[INFORMATION PROVIDED]
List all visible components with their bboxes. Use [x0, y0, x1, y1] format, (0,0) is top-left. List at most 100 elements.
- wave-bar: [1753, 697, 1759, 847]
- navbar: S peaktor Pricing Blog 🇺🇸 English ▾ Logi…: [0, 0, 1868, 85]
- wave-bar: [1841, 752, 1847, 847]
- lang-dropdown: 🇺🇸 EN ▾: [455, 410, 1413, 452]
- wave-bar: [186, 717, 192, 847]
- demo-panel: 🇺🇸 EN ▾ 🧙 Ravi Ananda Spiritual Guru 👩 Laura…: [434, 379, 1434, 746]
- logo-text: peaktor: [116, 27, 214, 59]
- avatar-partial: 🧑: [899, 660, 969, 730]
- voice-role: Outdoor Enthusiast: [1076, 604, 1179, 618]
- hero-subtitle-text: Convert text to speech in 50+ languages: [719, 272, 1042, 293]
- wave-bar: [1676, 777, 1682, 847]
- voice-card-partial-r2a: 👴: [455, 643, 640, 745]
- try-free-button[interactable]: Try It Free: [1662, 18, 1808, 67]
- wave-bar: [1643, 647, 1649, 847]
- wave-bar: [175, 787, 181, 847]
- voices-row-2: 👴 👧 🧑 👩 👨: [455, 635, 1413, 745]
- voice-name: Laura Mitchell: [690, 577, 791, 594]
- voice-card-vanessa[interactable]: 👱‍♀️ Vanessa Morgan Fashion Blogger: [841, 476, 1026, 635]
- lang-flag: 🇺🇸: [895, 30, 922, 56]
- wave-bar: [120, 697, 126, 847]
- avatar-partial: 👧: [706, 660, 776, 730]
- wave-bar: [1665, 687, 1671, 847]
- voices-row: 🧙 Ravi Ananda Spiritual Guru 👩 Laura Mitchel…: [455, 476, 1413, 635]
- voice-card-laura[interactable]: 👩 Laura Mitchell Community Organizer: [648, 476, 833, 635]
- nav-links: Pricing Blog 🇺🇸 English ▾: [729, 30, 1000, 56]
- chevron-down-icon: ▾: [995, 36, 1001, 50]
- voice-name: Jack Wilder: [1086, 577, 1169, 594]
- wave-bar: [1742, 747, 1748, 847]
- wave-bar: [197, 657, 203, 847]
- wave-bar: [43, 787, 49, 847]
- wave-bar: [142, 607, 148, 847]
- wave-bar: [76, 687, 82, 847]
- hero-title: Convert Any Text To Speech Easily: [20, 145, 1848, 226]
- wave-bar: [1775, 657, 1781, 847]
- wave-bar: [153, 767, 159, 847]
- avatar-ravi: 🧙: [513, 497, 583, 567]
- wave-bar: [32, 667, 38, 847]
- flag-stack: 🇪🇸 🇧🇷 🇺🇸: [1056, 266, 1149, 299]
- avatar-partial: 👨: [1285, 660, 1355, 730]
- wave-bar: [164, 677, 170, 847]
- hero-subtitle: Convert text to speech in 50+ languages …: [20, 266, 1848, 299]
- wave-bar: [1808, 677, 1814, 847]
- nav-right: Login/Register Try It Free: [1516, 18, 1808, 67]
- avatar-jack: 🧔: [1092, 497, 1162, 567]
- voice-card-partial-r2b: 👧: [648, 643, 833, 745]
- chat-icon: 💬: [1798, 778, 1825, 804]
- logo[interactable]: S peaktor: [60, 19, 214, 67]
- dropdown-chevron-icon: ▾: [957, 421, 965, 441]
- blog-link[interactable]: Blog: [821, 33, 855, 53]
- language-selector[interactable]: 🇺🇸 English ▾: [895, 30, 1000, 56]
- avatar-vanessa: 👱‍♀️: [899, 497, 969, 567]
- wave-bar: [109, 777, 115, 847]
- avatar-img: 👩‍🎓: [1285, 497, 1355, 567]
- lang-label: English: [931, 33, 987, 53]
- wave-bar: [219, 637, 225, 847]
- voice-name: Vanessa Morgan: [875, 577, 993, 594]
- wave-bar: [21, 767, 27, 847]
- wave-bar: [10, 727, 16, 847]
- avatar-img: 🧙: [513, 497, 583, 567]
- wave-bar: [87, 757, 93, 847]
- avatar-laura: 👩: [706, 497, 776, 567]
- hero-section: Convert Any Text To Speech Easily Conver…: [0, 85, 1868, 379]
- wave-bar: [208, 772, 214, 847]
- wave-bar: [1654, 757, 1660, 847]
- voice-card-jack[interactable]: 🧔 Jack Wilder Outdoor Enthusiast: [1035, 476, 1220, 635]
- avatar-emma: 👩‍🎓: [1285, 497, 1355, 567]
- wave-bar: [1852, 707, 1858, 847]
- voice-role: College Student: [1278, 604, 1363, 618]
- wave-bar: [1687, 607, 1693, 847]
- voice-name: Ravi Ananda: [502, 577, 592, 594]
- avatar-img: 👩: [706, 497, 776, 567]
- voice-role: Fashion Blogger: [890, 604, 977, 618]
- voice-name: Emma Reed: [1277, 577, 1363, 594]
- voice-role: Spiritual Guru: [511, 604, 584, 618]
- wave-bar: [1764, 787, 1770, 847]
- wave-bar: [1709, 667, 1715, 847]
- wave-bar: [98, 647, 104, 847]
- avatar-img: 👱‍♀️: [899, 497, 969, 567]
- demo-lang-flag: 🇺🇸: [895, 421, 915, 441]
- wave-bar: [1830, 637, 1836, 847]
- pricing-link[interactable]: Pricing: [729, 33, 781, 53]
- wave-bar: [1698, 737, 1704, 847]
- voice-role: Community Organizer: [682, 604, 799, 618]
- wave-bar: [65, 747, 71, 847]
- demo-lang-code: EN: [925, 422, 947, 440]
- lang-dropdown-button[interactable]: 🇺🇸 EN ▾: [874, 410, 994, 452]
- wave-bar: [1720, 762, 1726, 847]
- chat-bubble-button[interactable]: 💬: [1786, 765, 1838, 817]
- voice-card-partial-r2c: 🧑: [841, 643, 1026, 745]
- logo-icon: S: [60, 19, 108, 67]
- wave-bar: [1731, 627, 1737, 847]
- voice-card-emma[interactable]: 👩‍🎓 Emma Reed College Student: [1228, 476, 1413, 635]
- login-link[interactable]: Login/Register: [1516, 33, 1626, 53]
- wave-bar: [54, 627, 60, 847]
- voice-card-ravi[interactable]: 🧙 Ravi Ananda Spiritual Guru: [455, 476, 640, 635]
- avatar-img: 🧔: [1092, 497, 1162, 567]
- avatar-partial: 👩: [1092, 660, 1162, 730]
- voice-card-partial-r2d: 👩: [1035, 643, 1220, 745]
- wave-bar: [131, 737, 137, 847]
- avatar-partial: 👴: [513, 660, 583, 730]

[DIRECTION] Reproduce the records above, switching "wave-bar" to "sound-bar" wherever it occurs and keeping everything else the same.

[RESPONSE FOR THIS EXERCISE]
List all visible components with their bboxes. Use [x0, y0, x1, y1] format, (0,0) is top-left. List at most 100 elements.
- sound-bar: [1753, 697, 1759, 847]
- navbar: S peaktor Pricing Blog 🇺🇸 English ▾ Logi…: [0, 0, 1868, 85]
- sound-bar: [1841, 752, 1847, 847]
- lang-dropdown: 🇺🇸 EN ▾: [455, 410, 1413, 452]
- sound-bar: [186, 717, 192, 847]
- demo-panel: 🇺🇸 EN ▾ 🧙 Ravi Ananda Spiritual Guru 👩 Laura…: [434, 379, 1434, 746]
- logo-text: peaktor: [116, 27, 214, 59]
- avatar-partial: 🧑: [899, 660, 969, 730]
- voice-role: Outdoor Enthusiast: [1076, 604, 1179, 618]
- hero-subtitle-text: Convert text to speech in 50+ languages: [719, 272, 1042, 293]
- sound-bar: [1676, 777, 1682, 847]
- voice-card-partial-r2a: 👴: [455, 643, 640, 745]
- try-free-button[interactable]: Try It Free: [1662, 18, 1808, 67]
- sound-bar: [1643, 647, 1649, 847]
- sound-bar: [175, 787, 181, 847]
- voices-row-2: 👴 👧 🧑 👩 👨: [455, 635, 1413, 745]
- voice-name: Laura Mitchell: [690, 577, 791, 594]
- voice-card-vanessa[interactable]: 👱‍♀️ Vanessa Morgan Fashion Blogger: [841, 476, 1026, 635]
- lang-flag: 🇺🇸: [895, 30, 922, 56]
- sound-bar: [120, 697, 126, 847]
- avatar-partial: 👧: [706, 660, 776, 730]
- sound-bar: [1665, 687, 1671, 847]
- voices-row: 🧙 Ravi Ananda Spiritual Guru 👩 Laura Mitchel…: [455, 476, 1413, 635]
- voice-card-laura[interactable]: 👩 Laura Mitchell Community Organizer: [648, 476, 833, 635]
- nav-links: Pricing Blog 🇺🇸 English ▾: [729, 30, 1000, 56]
- chevron-down-icon: ▾: [995, 36, 1001, 50]
- voice-name: Jack Wilder: [1086, 577, 1169, 594]
- sound-bar: [1742, 747, 1748, 847]
- sound-bar: [197, 657, 203, 847]
- sound-bar: [43, 787, 49, 847]
- sound-bar: [142, 607, 148, 847]
- sound-bar: [76, 687, 82, 847]
- hero-title: Convert Any Text To Speech Easily: [20, 145, 1848, 226]
- sound-bar: [1775, 657, 1781, 847]
- sound-bar: [153, 767, 159, 847]
- avatar-ravi: 🧙: [513, 497, 583, 567]
- sound-bar: [32, 667, 38, 847]
- flag-stack: 🇪🇸 🇧🇷 🇺🇸: [1056, 266, 1149, 299]
- avatar-partial: 👨: [1285, 660, 1355, 730]
- sound-bar: [164, 677, 170, 847]
- hero-subtitle: Convert text to speech in 50+ languages …: [20, 266, 1848, 299]
- sound-bar: [1808, 677, 1814, 847]
- nav-right: Login/Register Try It Free: [1516, 18, 1808, 67]
- avatar-jack: 🧔: [1092, 497, 1162, 567]
- voice-card-partial-r2b: 👧: [648, 643, 833, 745]
- chat-icon: 💬: [1798, 778, 1825, 804]
- logo[interactable]: S peaktor: [60, 19, 214, 67]
- dropdown-chevron-icon: ▾: [957, 421, 965, 441]
- blog-link[interactable]: Blog: [821, 33, 855, 53]
- language-selector[interactable]: 🇺🇸 English ▾: [895, 30, 1000, 56]
- avatar-vanessa: 👱‍♀️: [899, 497, 969, 567]
- sound-bar: [109, 777, 115, 847]
- avatar-img: 👩‍🎓: [1285, 497, 1355, 567]
- lang-label: English: [931, 33, 987, 53]
- sound-bar: [219, 637, 225, 847]
- voice-name: Vanessa Morgan: [875, 577, 993, 594]
- sound-bar: [21, 767, 27, 847]
- sound-bar: [10, 727, 16, 847]
- avatar-img: 🧙: [513, 497, 583, 567]
- sound-bar: [87, 757, 93, 847]
- avatar-laura: 👩: [706, 497, 776, 567]
- hero-section: Convert Any Text To Speech Easily Conver…: [0, 85, 1868, 379]
- sound-bar: [208, 772, 214, 847]
- sound-bar: [1654, 757, 1660, 847]
- voice-card-jack[interactable]: 🧔 Jack Wilder Outdoor Enthusiast: [1035, 476, 1220, 635]
- avatar-emma: 👩‍🎓: [1285, 497, 1355, 567]
- sound-bar: [1852, 707, 1858, 847]
- voice-role: College Student: [1278, 604, 1363, 618]
- sound-bar: [1687, 607, 1693, 847]
- voice-name: Ravi Ananda: [502, 577, 592, 594]
- avatar-img: 👩: [706, 497, 776, 567]
- voice-role: Fashion Blogger: [890, 604, 977, 618]
- voice-name: Emma Reed: [1277, 577, 1363, 594]
- voice-role: Spiritual Guru: [511, 604, 584, 618]
- sound-bar: [1764, 787, 1770, 847]
- sound-bar: [1709, 667, 1715, 847]
- sound-bar: [98, 647, 104, 847]
- avatar-img: 👱‍♀️: [899, 497, 969, 567]
- demo-lang-flag: 🇺🇸: [895, 421, 915, 441]
- sound-bar: [1830, 637, 1836, 847]
- pricing-link[interactable]: Pricing: [729, 33, 781, 53]
- sound-bar: [1698, 737, 1704, 847]
- voice-role: Community Organizer: [682, 604, 799, 618]
- sound-bar: [65, 747, 71, 847]
- demo-lang-code: EN: [925, 422, 947, 440]
- lang-dropdown-button[interactable]: 🇺🇸 EN ▾: [874, 410, 994, 452]
- sound-bar: [1720, 762, 1726, 847]
- chat-bubble-button[interactable]: 💬: [1786, 765, 1838, 817]
- voice-card-partial-r2c: 🧑: [841, 643, 1026, 745]
- logo-icon: S: [60, 19, 108, 67]
- sound-bar: [1731, 627, 1737, 847]
- voice-card-emma[interactable]: 👩‍🎓 Emma Reed College Student: [1228, 476, 1413, 635]
- login-link[interactable]: Login/Register: [1516, 33, 1626, 53]
- sound-bar: [54, 627, 60, 847]
- voice-card-ravi[interactable]: 🧙 Ravi Ananda Spiritual Guru: [455, 476, 640, 635]
- avatar-img: 🧔: [1092, 497, 1162, 567]
- avatar-partial: 👩: [1092, 660, 1162, 730]
- voice-card-partial-r2d: 👩: [1035, 643, 1220, 745]
- sound-bar: [131, 737, 137, 847]
- avatar-partial: 👴: [513, 660, 583, 730]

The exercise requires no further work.